Give back the whole listing exactly as shown.

------ Extracted entries ------

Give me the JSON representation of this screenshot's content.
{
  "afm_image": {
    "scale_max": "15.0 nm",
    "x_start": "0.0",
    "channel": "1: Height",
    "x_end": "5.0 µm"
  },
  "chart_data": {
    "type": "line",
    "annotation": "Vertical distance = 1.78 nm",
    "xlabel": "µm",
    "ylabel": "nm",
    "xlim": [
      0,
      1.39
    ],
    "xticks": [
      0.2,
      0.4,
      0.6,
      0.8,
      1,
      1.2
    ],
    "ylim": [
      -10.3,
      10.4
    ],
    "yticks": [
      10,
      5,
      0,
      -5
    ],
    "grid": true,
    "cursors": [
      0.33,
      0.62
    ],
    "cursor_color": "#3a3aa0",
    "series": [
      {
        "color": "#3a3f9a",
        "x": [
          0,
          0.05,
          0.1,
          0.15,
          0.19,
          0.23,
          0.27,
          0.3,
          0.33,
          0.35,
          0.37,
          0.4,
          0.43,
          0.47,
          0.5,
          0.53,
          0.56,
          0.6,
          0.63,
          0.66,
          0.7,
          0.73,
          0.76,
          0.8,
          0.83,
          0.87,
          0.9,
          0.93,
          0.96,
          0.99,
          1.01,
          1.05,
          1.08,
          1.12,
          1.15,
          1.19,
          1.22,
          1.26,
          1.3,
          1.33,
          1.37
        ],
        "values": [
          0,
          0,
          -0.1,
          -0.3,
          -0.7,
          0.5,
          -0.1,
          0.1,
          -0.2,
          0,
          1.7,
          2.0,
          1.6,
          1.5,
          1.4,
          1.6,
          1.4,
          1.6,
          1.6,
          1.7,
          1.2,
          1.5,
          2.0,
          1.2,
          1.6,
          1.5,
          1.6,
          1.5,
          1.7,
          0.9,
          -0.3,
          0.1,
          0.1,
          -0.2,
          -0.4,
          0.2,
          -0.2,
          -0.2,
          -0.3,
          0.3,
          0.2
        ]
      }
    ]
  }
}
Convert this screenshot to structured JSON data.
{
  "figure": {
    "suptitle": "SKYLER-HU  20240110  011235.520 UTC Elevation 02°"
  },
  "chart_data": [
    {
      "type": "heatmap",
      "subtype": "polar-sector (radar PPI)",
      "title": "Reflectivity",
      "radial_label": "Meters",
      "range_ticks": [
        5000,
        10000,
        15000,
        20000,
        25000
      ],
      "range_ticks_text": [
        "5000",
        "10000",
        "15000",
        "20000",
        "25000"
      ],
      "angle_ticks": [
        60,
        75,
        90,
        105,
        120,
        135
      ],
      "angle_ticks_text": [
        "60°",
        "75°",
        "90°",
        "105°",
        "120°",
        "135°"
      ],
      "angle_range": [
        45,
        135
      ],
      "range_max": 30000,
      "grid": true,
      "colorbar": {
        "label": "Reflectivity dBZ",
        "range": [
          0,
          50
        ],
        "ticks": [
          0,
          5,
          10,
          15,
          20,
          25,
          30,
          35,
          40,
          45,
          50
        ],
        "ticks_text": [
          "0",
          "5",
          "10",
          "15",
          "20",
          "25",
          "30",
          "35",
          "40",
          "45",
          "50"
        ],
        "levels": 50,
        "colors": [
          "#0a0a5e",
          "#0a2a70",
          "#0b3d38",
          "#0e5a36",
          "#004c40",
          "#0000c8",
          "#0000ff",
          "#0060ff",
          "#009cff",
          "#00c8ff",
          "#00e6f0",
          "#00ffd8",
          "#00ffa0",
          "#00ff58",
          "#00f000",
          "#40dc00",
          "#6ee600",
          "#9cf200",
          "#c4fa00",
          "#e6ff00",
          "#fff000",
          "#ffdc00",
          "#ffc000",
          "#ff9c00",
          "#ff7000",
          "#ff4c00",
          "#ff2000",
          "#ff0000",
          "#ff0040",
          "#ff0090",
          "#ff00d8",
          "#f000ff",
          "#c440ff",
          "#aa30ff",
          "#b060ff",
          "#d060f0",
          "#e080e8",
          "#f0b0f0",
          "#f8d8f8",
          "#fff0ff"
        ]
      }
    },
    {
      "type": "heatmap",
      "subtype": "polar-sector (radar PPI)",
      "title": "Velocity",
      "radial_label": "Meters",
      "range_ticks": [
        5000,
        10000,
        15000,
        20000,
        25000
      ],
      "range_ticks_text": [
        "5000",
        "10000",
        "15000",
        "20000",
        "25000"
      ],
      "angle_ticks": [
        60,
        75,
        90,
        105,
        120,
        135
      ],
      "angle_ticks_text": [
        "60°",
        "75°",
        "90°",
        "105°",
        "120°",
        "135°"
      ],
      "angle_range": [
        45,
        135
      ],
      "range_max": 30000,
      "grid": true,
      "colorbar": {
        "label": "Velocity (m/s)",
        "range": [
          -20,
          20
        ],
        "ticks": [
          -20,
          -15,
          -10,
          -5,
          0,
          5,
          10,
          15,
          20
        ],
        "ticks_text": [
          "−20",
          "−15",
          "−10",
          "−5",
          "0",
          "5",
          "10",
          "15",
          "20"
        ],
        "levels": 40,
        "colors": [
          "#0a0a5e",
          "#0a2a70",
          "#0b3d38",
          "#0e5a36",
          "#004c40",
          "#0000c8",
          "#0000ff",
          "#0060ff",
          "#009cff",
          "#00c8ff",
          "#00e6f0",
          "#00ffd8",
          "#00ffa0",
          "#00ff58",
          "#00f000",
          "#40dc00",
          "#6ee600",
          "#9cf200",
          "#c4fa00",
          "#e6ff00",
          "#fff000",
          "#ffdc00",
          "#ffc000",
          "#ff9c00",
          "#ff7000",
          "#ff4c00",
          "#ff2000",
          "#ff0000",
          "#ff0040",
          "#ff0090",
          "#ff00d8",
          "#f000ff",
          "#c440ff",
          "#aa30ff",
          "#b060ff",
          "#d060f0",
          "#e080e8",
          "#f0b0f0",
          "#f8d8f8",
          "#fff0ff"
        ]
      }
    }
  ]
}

------

Expected answer:
Give me the JSON representation of this screenshot's content.
{
  "afm_image": {
    "scale_max": "15.0 nm",
    "x_start": "0.0",
    "channel": "1: Height",
    "x_end": "5.0 µm"
  },
  "chart_data": {
    "type": "line",
    "annotation": "Vertical distance = 1.78 nm",
    "xlabel": "µm",
    "ylabel": "nm",
    "xlim": [
      0,
      1.39
    ],
    "xticks": [
      0.2,
      0.4,
      0.6,
      0.8,
      1,
      1.2
    ],
    "ylim": [
      -10.3,
      10.4
    ],
    "yticks": [
      10,
      5,
      0,
      -5
    ],
    "grid": true,
    "cursors": [
      0.33,
      0.62
    ],
    "cursor_color": "#3a3aa0",
    "series": [
      {
        "color": "#3a3f9a",
        "x": [
          0,
          0.05,
          0.1,
          0.15,
          0.19,
          0.23,
          0.27,
          0.3,
          0.33,
          0.35,
          0.37,
          0.4,
          0.43,
          0.47,
          0.5,
          0.53,
          0.56,
          0.6,
          0.63,
          0.66,
          0.7,
          0.73,
          0.76,
          0.8,
          0.83,
          0.87,
          0.9,
          0.93,
          0.96,
          0.99,
          1.01,
          1.05,
          1.08,
          1.12,
          1.15,
          1.19,
          1.22,
          1.26,
          1.3,
          1.33,
          1.37
        ],
        "values": [
          0,
          0,
          -0.1,
          -0.3,
          -0.7,
          0.5,
          -0.1,
          0.1,
          -0.2,
          0,
          1.7,
          2.0,
          1.6,
          1.5,
          1.4,
          1.6,
          1.4,
          1.6,
          1.6,
          1.7,
          1.2,
          1.5,
          2.0,
          1.2,
          1.6,
          1.5,
          1.6,
          1.5,
          1.7,
          0.9,
          -0.3,
          0.1,
          0.1,
          -0.2,
          -0.4,
          0.2,
          -0.2,
          -0.2,
          -0.3,
          0.3,
          0.2
        ]
      }
    ]
  }
}
Convert this screenshot to structured JSON data.
{
  "figure": {
    "suptitle": "SKYLER-HU  20240110  011235.520 UTC Elevation 02°"
  },
  "chart_data": [
    {
      "type": "heatmap",
      "subtype": "polar-sector (radar PPI)",
      "title": "Reflectivity",
      "radial_label": "Meters",
      "range_ticks": [
        5000,
        10000,
        15000,
        20000,
        25000
      ],
      "range_ticks_text": [
        "5000",
        "10000",
        "15000",
        "20000",
        "25000"
      ],
      "angle_ticks": [
        60,
        75,
        90,
        105,
        120,
        135
      ],
      "angle_ticks_text": [
        "60°",
        "75°",
        "90°",
        "105°",
        "120°",
        "135°"
      ],
      "angle_range": [
        45,
        135
      ],
      "range_max": 30000,
      "grid": true,
      "colorbar": {
        "label": "Reflectivity dBZ",
        "range": [
          0,
          50
        ],
        "ticks": [
          0,
          5,
          10,
          15,
          20,
          25,
          30,
          35,
          40,
          45,
          50
        ],
        "ticks_text": [
          "0",
          "5",
          "10",
          "15",
          "20",
          "25",
          "30",
          "35",
          "40",
          "45",
          "50"
        ],
        "levels": 50,
        "colors": [
          "#0a0a5e",
          "#0a2a70",
          "#0b3d38",
          "#0e5a36",
          "#004c40",
          "#0000c8",
          "#0000ff",
          "#0060ff",
          "#009cff",
          "#00c8ff",
          "#00e6f0",
          "#00ffd8",
          "#00ffa0",
          "#00ff58",
          "#00f000",
          "#40dc00",
          "#6ee600",
          "#9cf200",
          "#c4fa00",
          "#e6ff00",
          "#fff000",
          "#ffdc00",
          "#ffc000",
          "#ff9c00",
          "#ff7000",
          "#ff4c00",
          "#ff2000",
          "#ff0000",
          "#ff0040",
          "#ff0090",
          "#ff00d8",
          "#f000ff",
          "#c440ff",
          "#aa30ff",
          "#b060ff",
          "#d060f0",
          "#e080e8",
          "#f0b0f0",
          "#f8d8f8",
          "#fff0ff"
        ]
      }
    },
    {
      "type": "heatmap",
      "subtype": "polar-sector (radar PPI)",
      "title": "Velocity",
      "radial_label": "Meters",
      "range_ticks": [
        5000,
        10000,
        15000,
        20000,
        25000
      ],
      "range_ticks_text": [
        "5000",
        "10000",
        "15000",
        "20000",
        "25000"
      ],
      "angle_ticks": [
        60,
        75,
        90,
        105,
        120,
        135
      ],
      "angle_ticks_text": [
        "60°",
        "75°",
        "90°",
        "105°",
        "120°",
        "135°"
      ],
      "angle_range": [
        45,
        135
      ],
      "range_max": 30000,
      "grid": true,
      "colorbar": {
        "label": "Velocity (m/s)",
        "range": [
          -20,
          20
        ],
        "ticks": [
          -20,
          -15,
          -10,
          -5,
          0,
          5,
          10,
          15,
          20
        ],
        "ticks_text": [
          "−20",
          "−15",
          "−10",
          "−5",
          "0",
          "5",
          "10",
          "15",
          "20"
        ],
        "levels": 40,
        "colors": [
          "#0a0a5e",
          "#0a2a70",
          "#0b3d38",
          "#0e5a36",
          "#004c40",
          "#0000c8",
          "#0000ff",
          "#0060ff",
          "#009cff",
          "#00c8ff",
          "#00e6f0",
          "#00ffd8",
          "#00ffa0",
          "#00ff58",
          "#00f000",
          "#40dc00",
          "#6ee600",
          "#9cf200",
          "#c4fa00",
          "#e6ff00",
          "#fff000",
          "#ffdc00",
          "#ffc000",
          "#ff9c00",
          "#ff7000",
          "#ff4c00",
          "#ff2000",
          "#ff0000",
          "#ff0040",
          "#ff0090",
          "#ff00d8",
          "#f000ff",
          "#c440ff",
          "#aa30ff",
          "#b060ff",
          "#d060f0",
          "#e080e8",
          "#f0b0f0",
          "#f8d8f8",
          "#fff0ff"
        ]
      }
    }
  ]
}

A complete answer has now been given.